2009 FIA WTCC Race of Italy
- Round 10 of 12 in the 2009 World Touring Car Championship at Autodromo Enzo e Dino Ferrari in Imola, Italy.
- Date: 20 September, 2009
- Location: Imola, Italy
- Course: Autodromo Enzo e Dino Ferrari 4.909 kilometres (3.050 mi)

Race One
- Laps: 13

Pole position
- Driver:  / Gabriele Tarquini / SEAT Sport
- Time:  / 1:55.530

Podium
- First:  / Gabriele Tarquini / SEAT Sport
- Second:  / Yvan Muller / SEAT Sport
- Third:  / Rob Huff / Chevrolet

Fastest Lap
- Driver:  / Gabriele Tarquini / SEAT Sport
- Time:  / 1:57.580

Race Two
- Laps: 11

Podium
- First:  / Yvan Muller / SEAT Sport
- Second:  / Gabriele Tarquini / SEAT Sport
- Third:  / Alain Menu / Chevrolet

Fastest Lap
- Driver:  / Rickard Rydell / SEAT Sport
- Time:  / 1:57.458

= 2009 FIA WTCC Race of Italy =

The 2009 FIA WTCC Race of Italy (formally the 2009 FIA WTCC Stihl Race of Italy) was the tenth round of the 2009 World Touring Car Championship season, and the fifth running of the FIA WTCC Race of Italy. It was held on 20 September 2009 at the Autodromo Enzo e Dino Ferrari near Imola, in Italy. It was the first time the Race of Italy was held at the circuit, although it had previously held races in 2005 and 2008, under the Race of San Marino and Race of Europe titles respectively. The races were won by SEAT Sport drivers Gabriele Tarquini and Yvan Muller who both finished second to their teammates in the other races.

==Background==
Gabriele Tarquini arrived at his home race in Italy as the new championship leader, with a one-point lead over BMW Team Germany's Augusto Farfus. Previous series leader Yvan Muller was a further six points behind for SEAT.

There were 25 cars taking part at the event. Making his World Championship debut for Proteam was Fabio Fabiani, the reigning European Touring Car Cup champion in the Super Production class. Returning to the series after limited races in 2005 was Andrea Larini, younger brother of Chevrolet driver Nicola, in the SUNRED-run SEAT León Eurocup prize car.

James Thompson returned to the Lada Sport team, taking his Priora back off team principal Viktor Shapovalov, who stood in for Thompson in Germany due to commitments in V8 Supercar. Also returning was Mehdi Bennani and the Exagon Engineering team after missing the previous two rounds.

==Report==
===Free Practice===
Championship leader Tarquini was fastest in the first practice session, ahead of BMW Team Italy-Spain's Alessandro Zanardi and Yvan Muller. Independent's Trophy leader Tom Coronel was fourth fastest ahead of Farfus and Sergio Hernández.

* **Dataset records**:
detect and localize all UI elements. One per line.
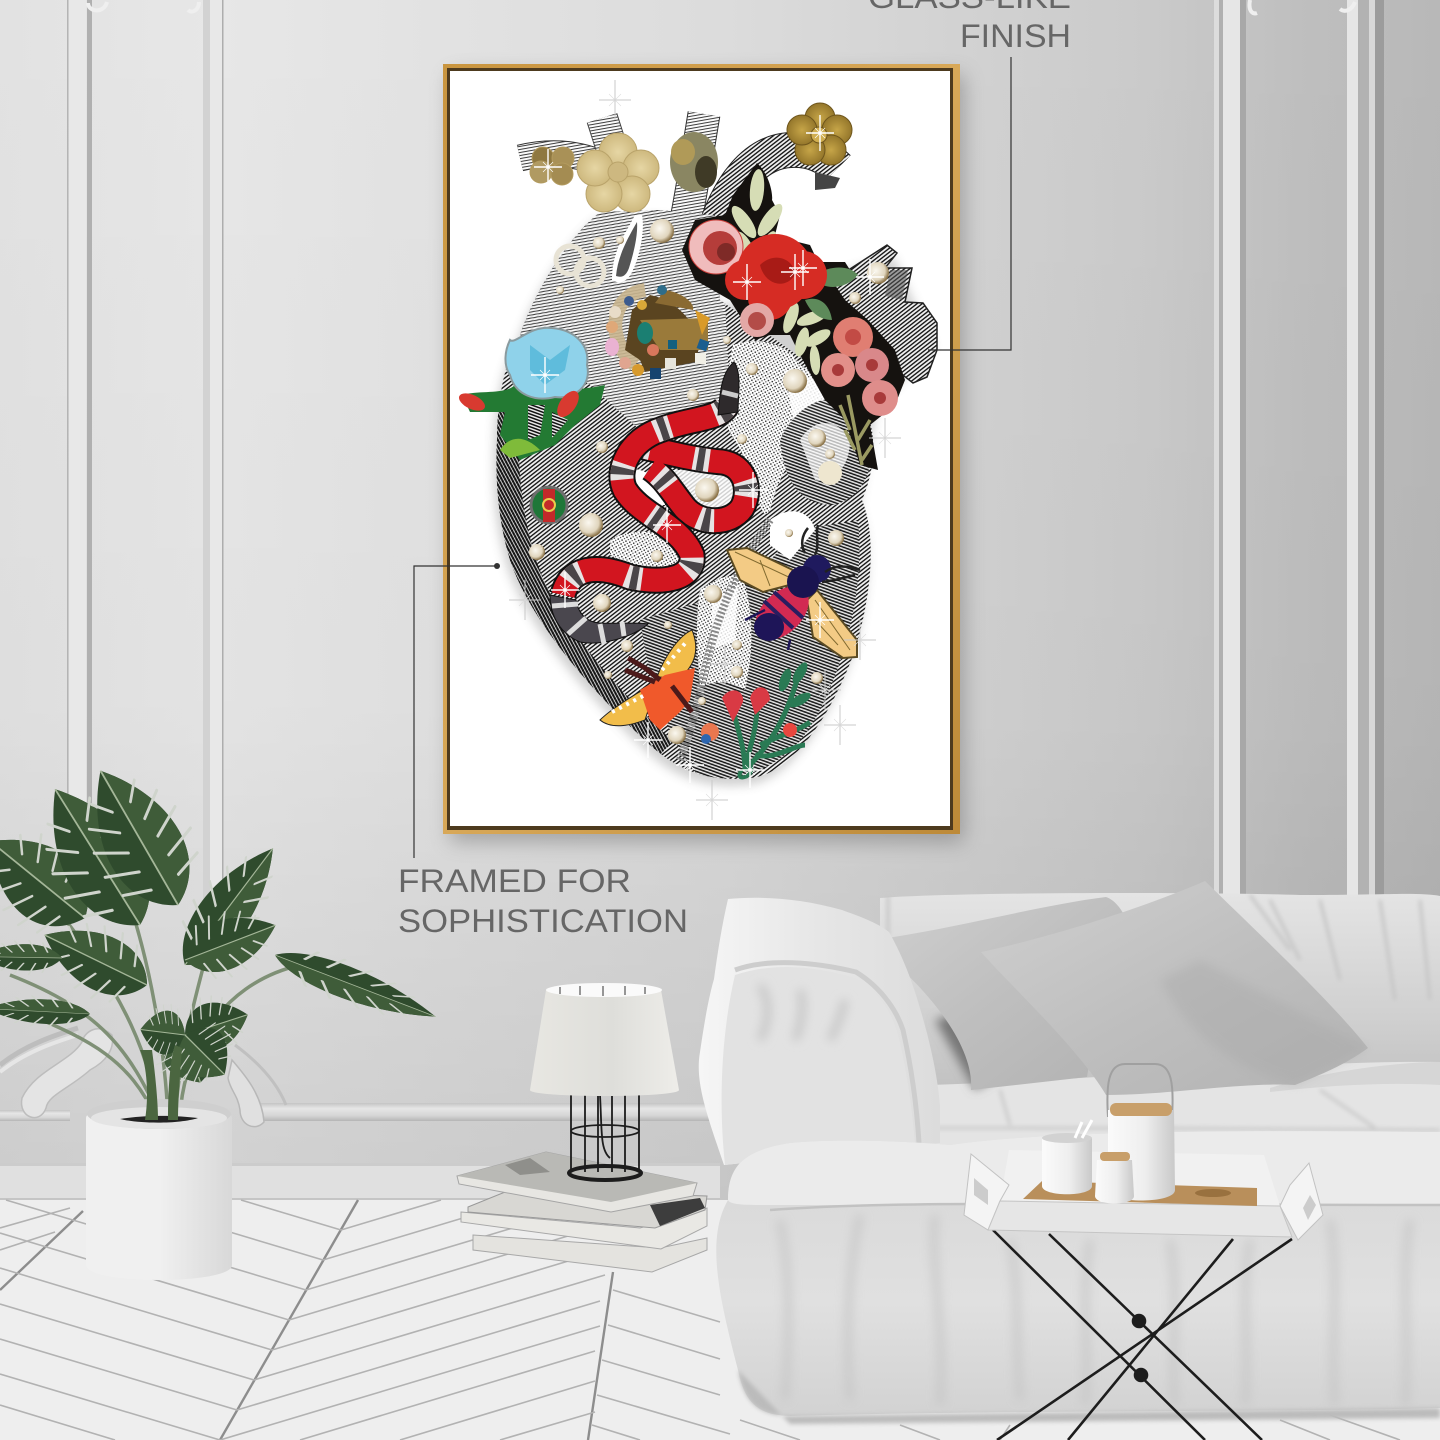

--

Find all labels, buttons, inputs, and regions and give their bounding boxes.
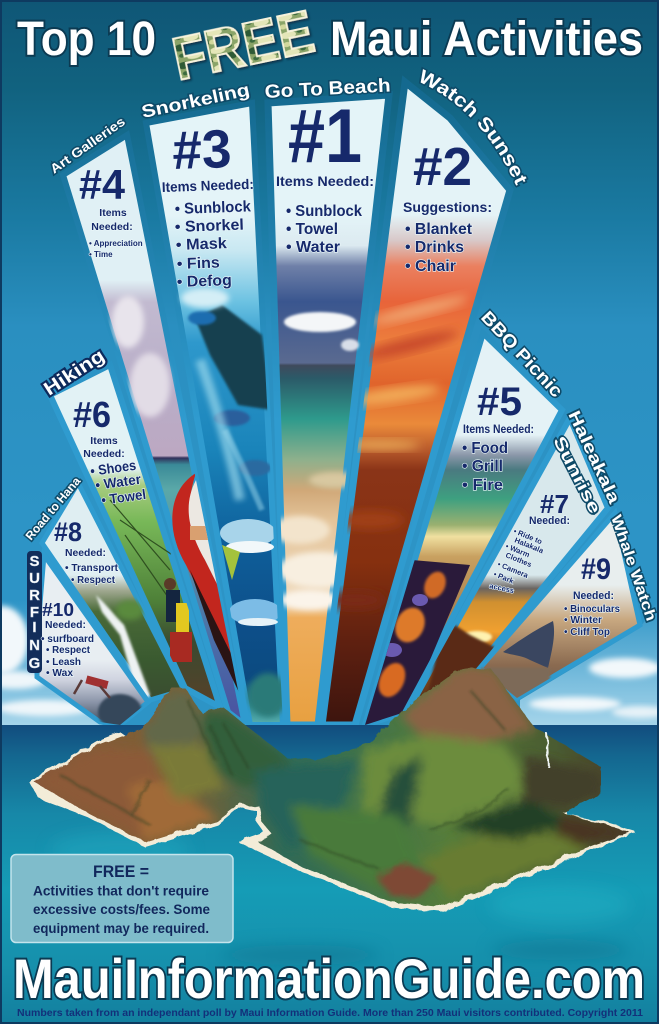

* **What this task involves**: In the Race of Italy text, which driver was fastest in the first practice session? The records were taken from a different source.

* **Exercise result**: Gabriele Tarquini.